● **WHAT TO WORK ON**
Count how many lines of the material below have the word "Nancy" and give only the number.
__________________________________________________
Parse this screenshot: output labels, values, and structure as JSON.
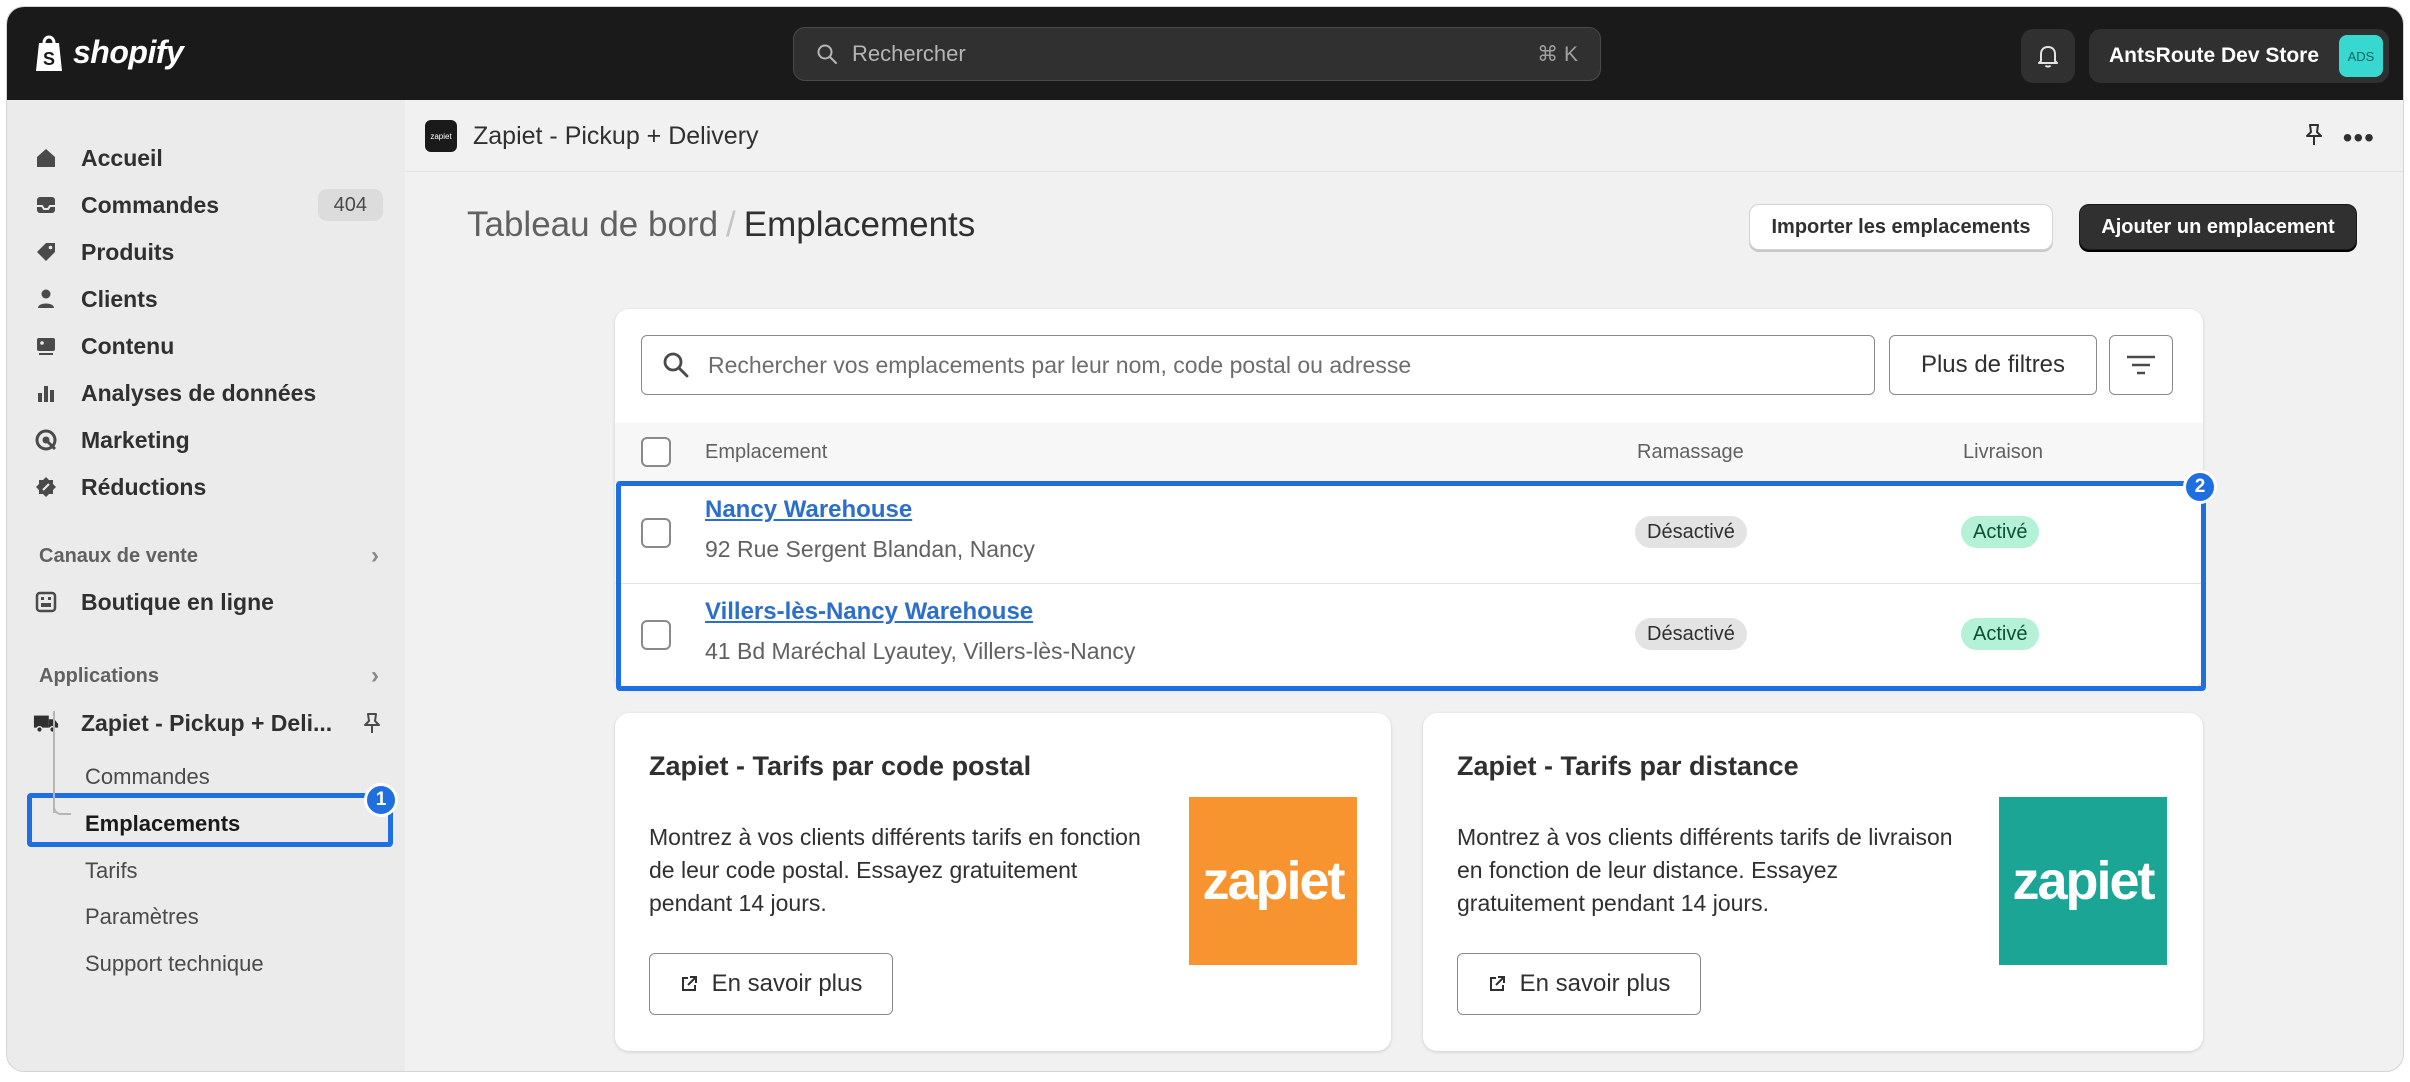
{
  "topbar": {
    "brand": "shopify",
    "search_placeholder": "Rechercher",
    "search_shortcut": "⌘ K",
    "store_name": "AntsRoute Dev Store",
    "store_initials": "ADS"
  },
  "sidebar": {
    "items": [
      {
        "label": "Accueil",
        "icon": "home-icon"
      },
      {
        "label": "Commandes",
        "icon": "inbox-icon",
        "badge": "404"
      },
      {
        "label": "Produits",
        "icon": "tag-icon"
      },
      {
        "label": "Clients",
        "icon": "person-icon"
      },
      {
        "label": "Contenu",
        "icon": "content-icon"
      },
      {
        "label": "Analyses de données",
        "icon": "bar-chart-icon"
      },
      {
        "label": "Marketing",
        "icon": "target-icon"
      },
      {
        "label": "Réductions",
        "icon": "discount-icon"
      }
    ],
    "sales_channels_label": "Canaux de vente",
    "online_store_label": "Boutique en ligne",
    "apps_label": "Applications",
    "app_label": "Zapiet - Pickup + Deli...",
    "app_subitems": [
      "Commandes",
      "Emplacements",
      "Tarifs",
      "Paramètres",
      "Support technique"
    ]
  },
  "appbar": {
    "app_icon_text": "zapiet",
    "app_name": "Zapiet - Pickup + Delivery"
  },
  "page": {
    "breadcrumb_parent": "Tableau de bord",
    "breadcrumb_sep": "/",
    "title": "Emplacements",
    "import_button": "Importer les emplacements",
    "add_button": "Ajouter un emplacement"
  },
  "locations": {
    "search_placeholder": "Rechercher vos emplacements par leur nom, code postal ou adresse",
    "more_filters": "Plus de filtres",
    "columns": {
      "location": "Emplacement",
      "pickup": "Ramassage",
      "delivery": "Livraison"
    },
    "rows": [
      {
        "name": "Nancy Warehouse",
        "address": "92 Rue Sergent Blandan, Nancy",
        "pickup": "Désactivé",
        "delivery": "Activé"
      },
      {
        "name": "Villers-lès-Nancy Warehouse",
        "address": "41 Bd Maréchal Lyautey, Villers-lès-Nancy",
        "pickup": "Désactivé",
        "delivery": "Activé"
      }
    ]
  },
  "promos": [
    {
      "title": "Zapiet - Tarifs par code postal",
      "text": "Montrez à vos clients différents tarifs en fonction de leur code postal. Essayez gratuitement pendant 14 jours.",
      "button": "En savoir plus",
      "logo_text": "zapiet",
      "logo_color": "#f7942f"
    },
    {
      "title": "Zapiet - Tarifs par distance",
      "text": "Montrez à vos clients différents tarifs de livraison en fonction de leur distance. Essayez gratuitement pendant 14 jours.",
      "button": "En savoir plus",
      "logo_text": "zapiet",
      "logo_color": "#1aa594"
    }
  ],
  "annotations": {
    "marker_1": "1",
    "marker_2": "2"
  },
  "colors": {
    "highlight": "#1f6fe0",
    "active_pill": "#b4f1d6",
    "link": "#2c6ecb"
  }
}
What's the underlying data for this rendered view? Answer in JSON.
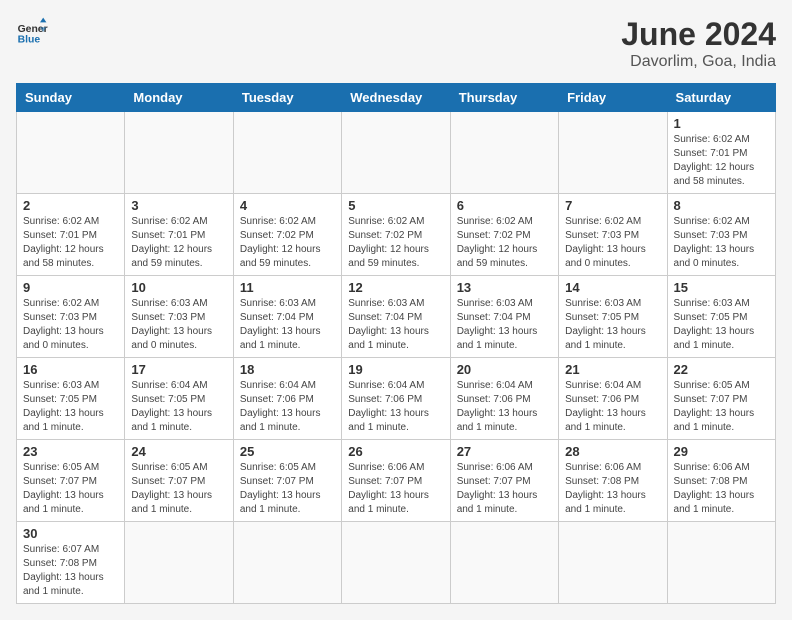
{
  "logo": {
    "text_general": "General",
    "text_blue": "Blue"
  },
  "title": "June 2024",
  "location": "Davorlim, Goa, India",
  "days_of_week": [
    "Sunday",
    "Monday",
    "Tuesday",
    "Wednesday",
    "Thursday",
    "Friday",
    "Saturday"
  ],
  "weeks": [
    [
      {
        "day": "",
        "info": ""
      },
      {
        "day": "",
        "info": ""
      },
      {
        "day": "",
        "info": ""
      },
      {
        "day": "",
        "info": ""
      },
      {
        "day": "",
        "info": ""
      },
      {
        "day": "",
        "info": ""
      },
      {
        "day": "1",
        "info": "Sunrise: 6:02 AM\nSunset: 7:01 PM\nDaylight: 12 hours and 58 minutes."
      }
    ],
    [
      {
        "day": "2",
        "info": "Sunrise: 6:02 AM\nSunset: 7:01 PM\nDaylight: 12 hours and 58 minutes."
      },
      {
        "day": "3",
        "info": "Sunrise: 6:02 AM\nSunset: 7:01 PM\nDaylight: 12 hours and 59 minutes."
      },
      {
        "day": "4",
        "info": "Sunrise: 6:02 AM\nSunset: 7:02 PM\nDaylight: 12 hours and 59 minutes."
      },
      {
        "day": "5",
        "info": "Sunrise: 6:02 AM\nSunset: 7:02 PM\nDaylight: 12 hours and 59 minutes."
      },
      {
        "day": "6",
        "info": "Sunrise: 6:02 AM\nSunset: 7:02 PM\nDaylight: 12 hours and 59 minutes."
      },
      {
        "day": "7",
        "info": "Sunrise: 6:02 AM\nSunset: 7:03 PM\nDaylight: 13 hours and 0 minutes."
      },
      {
        "day": "8",
        "info": "Sunrise: 6:02 AM\nSunset: 7:03 PM\nDaylight: 13 hours and 0 minutes."
      }
    ],
    [
      {
        "day": "9",
        "info": "Sunrise: 6:02 AM\nSunset: 7:03 PM\nDaylight: 13 hours and 0 minutes."
      },
      {
        "day": "10",
        "info": "Sunrise: 6:03 AM\nSunset: 7:03 PM\nDaylight: 13 hours and 0 minutes."
      },
      {
        "day": "11",
        "info": "Sunrise: 6:03 AM\nSunset: 7:04 PM\nDaylight: 13 hours and 1 minute."
      },
      {
        "day": "12",
        "info": "Sunrise: 6:03 AM\nSunset: 7:04 PM\nDaylight: 13 hours and 1 minute."
      },
      {
        "day": "13",
        "info": "Sunrise: 6:03 AM\nSunset: 7:04 PM\nDaylight: 13 hours and 1 minute."
      },
      {
        "day": "14",
        "info": "Sunrise: 6:03 AM\nSunset: 7:05 PM\nDaylight: 13 hours and 1 minute."
      },
      {
        "day": "15",
        "info": "Sunrise: 6:03 AM\nSunset: 7:05 PM\nDaylight: 13 hours and 1 minute."
      }
    ],
    [
      {
        "day": "16",
        "info": "Sunrise: 6:03 AM\nSunset: 7:05 PM\nDaylight: 13 hours and 1 minute."
      },
      {
        "day": "17",
        "info": "Sunrise: 6:04 AM\nSunset: 7:05 PM\nDaylight: 13 hours and 1 minute."
      },
      {
        "day": "18",
        "info": "Sunrise: 6:04 AM\nSunset: 7:06 PM\nDaylight: 13 hours and 1 minute."
      },
      {
        "day": "19",
        "info": "Sunrise: 6:04 AM\nSunset: 7:06 PM\nDaylight: 13 hours and 1 minute."
      },
      {
        "day": "20",
        "info": "Sunrise: 6:04 AM\nSunset: 7:06 PM\nDaylight: 13 hours and 1 minute."
      },
      {
        "day": "21",
        "info": "Sunrise: 6:04 AM\nSunset: 7:06 PM\nDaylight: 13 hours and 1 minute."
      },
      {
        "day": "22",
        "info": "Sunrise: 6:05 AM\nSunset: 7:07 PM\nDaylight: 13 hours and 1 minute."
      }
    ],
    [
      {
        "day": "23",
        "info": "Sunrise: 6:05 AM\nSunset: 7:07 PM\nDaylight: 13 hours and 1 minute."
      },
      {
        "day": "24",
        "info": "Sunrise: 6:05 AM\nSunset: 7:07 PM\nDaylight: 13 hours and 1 minute."
      },
      {
        "day": "25",
        "info": "Sunrise: 6:05 AM\nSunset: 7:07 PM\nDaylight: 13 hours and 1 minute."
      },
      {
        "day": "26",
        "info": "Sunrise: 6:06 AM\nSunset: 7:07 PM\nDaylight: 13 hours and 1 minute."
      },
      {
        "day": "27",
        "info": "Sunrise: 6:06 AM\nSunset: 7:07 PM\nDaylight: 13 hours and 1 minute."
      },
      {
        "day": "28",
        "info": "Sunrise: 6:06 AM\nSunset: 7:08 PM\nDaylight: 13 hours and 1 minute."
      },
      {
        "day": "29",
        "info": "Sunrise: 6:06 AM\nSunset: 7:08 PM\nDaylight: 13 hours and 1 minute."
      }
    ],
    [
      {
        "day": "30",
        "info": "Sunrise: 6:07 AM\nSunset: 7:08 PM\nDaylight: 13 hours and 1 minute."
      },
      {
        "day": "",
        "info": ""
      },
      {
        "day": "",
        "info": ""
      },
      {
        "day": "",
        "info": ""
      },
      {
        "day": "",
        "info": ""
      },
      {
        "day": "",
        "info": ""
      },
      {
        "day": "",
        "info": ""
      }
    ]
  ]
}
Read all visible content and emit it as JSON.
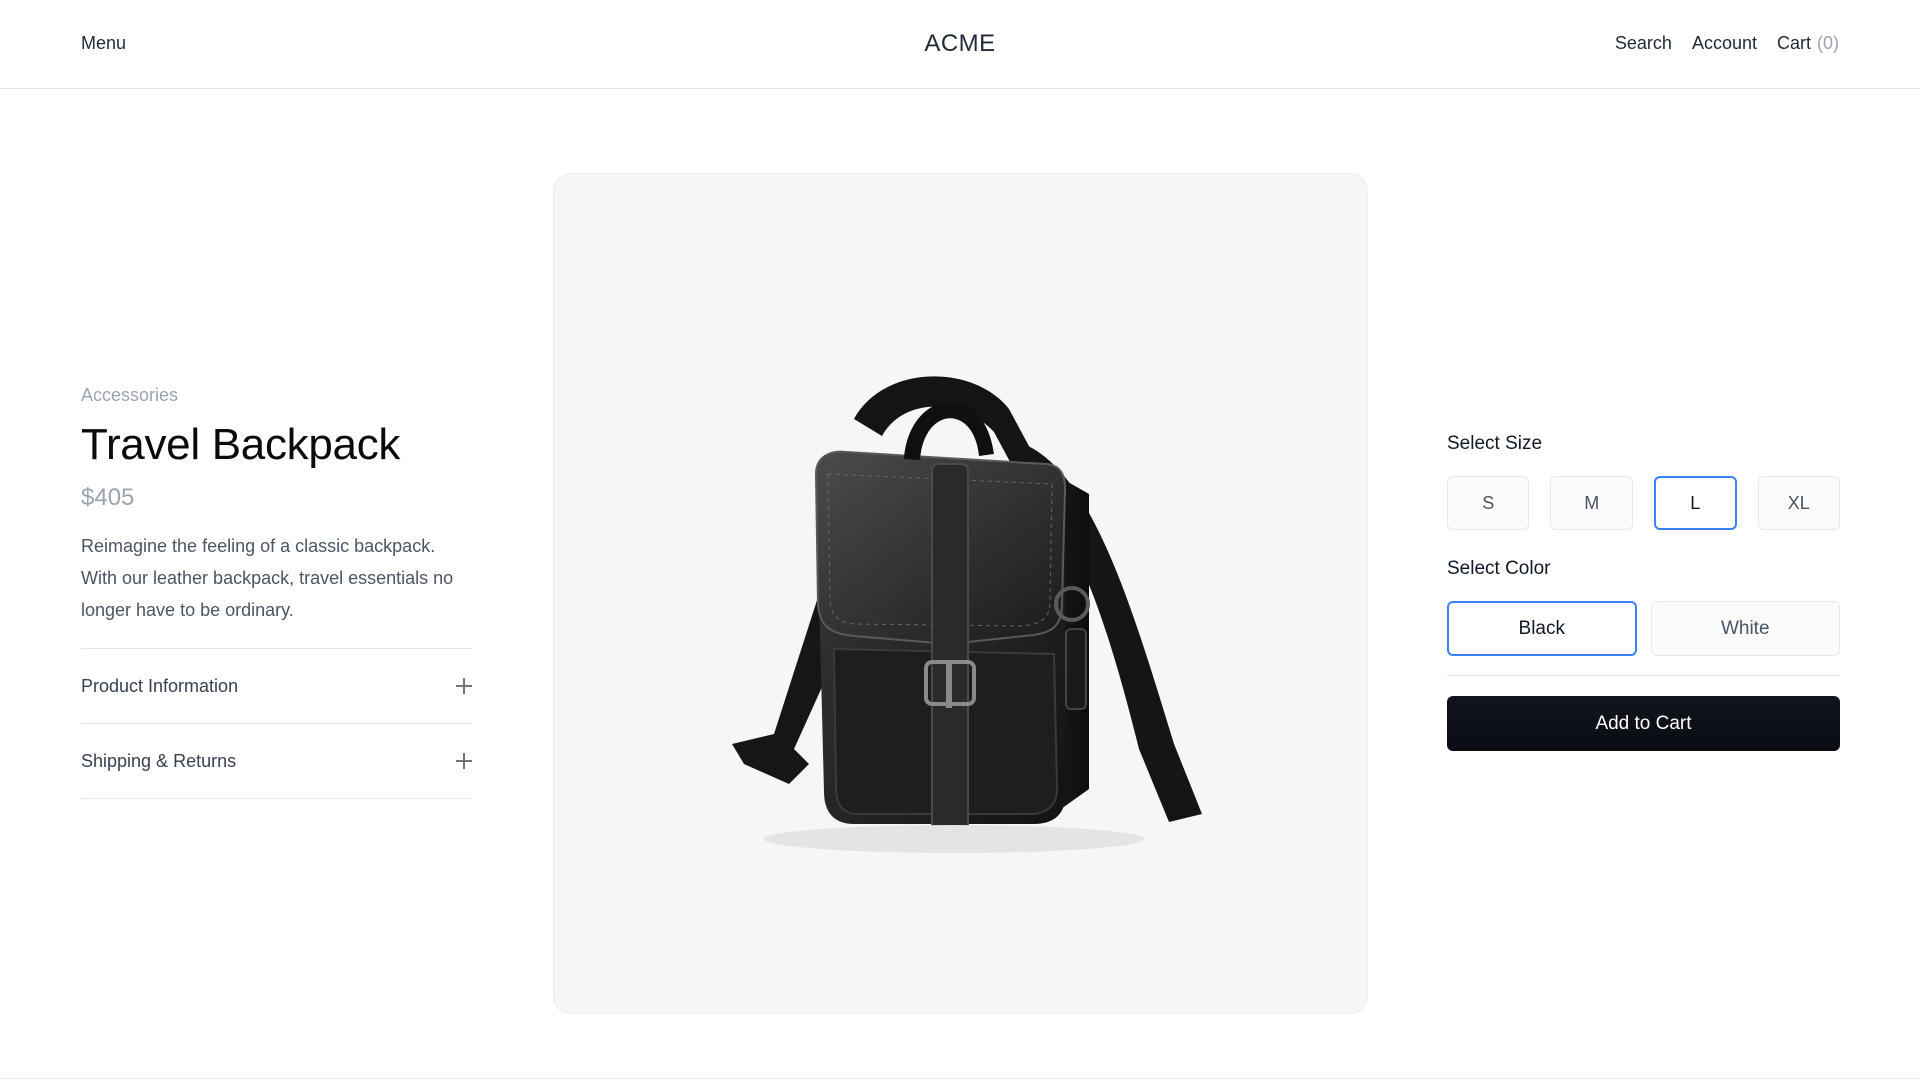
{
  "header": {
    "menu_label": "Menu",
    "brand": "ACME",
    "search_label": "Search",
    "account_label": "Account",
    "cart_label": "Cart",
    "cart_count": "(0)"
  },
  "product": {
    "category": "Accessories",
    "title": "Travel Backpack",
    "price": "$405",
    "description": "Reimagine the feeling of a classic backpack. With our leather backpack, travel essentials no longer have to be ordinary.",
    "image_alt": "black-leather-backpack-image"
  },
  "accordion": [
    {
      "label": "Product Information"
    },
    {
      "label": "Shipping & Returns"
    }
  ],
  "options": {
    "size_label": "Select Size",
    "sizes": [
      "S",
      "M",
      "L",
      "XL"
    ],
    "selected_size": "L",
    "color_label": "Select Color",
    "colors": [
      "Black",
      "White"
    ],
    "selected_color": "Black"
  },
  "cta": {
    "add_to_cart": "Add to Cart"
  },
  "theme": {
    "accent": "#3b82f6",
    "button_bg": "#0b0d14",
    "muted_text": "#9ca3af"
  }
}
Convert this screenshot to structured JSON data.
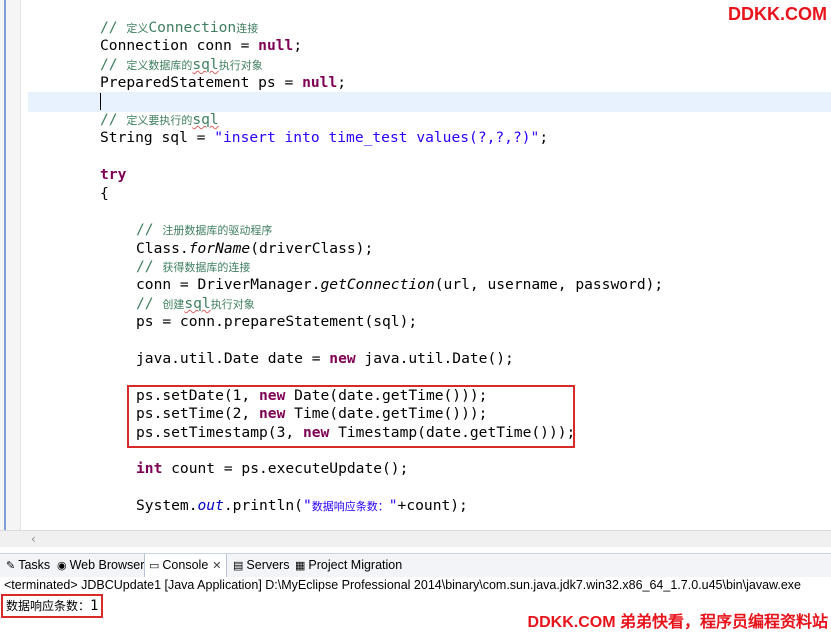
__________________________________________________
● **EXERCISE OUTPUT**
4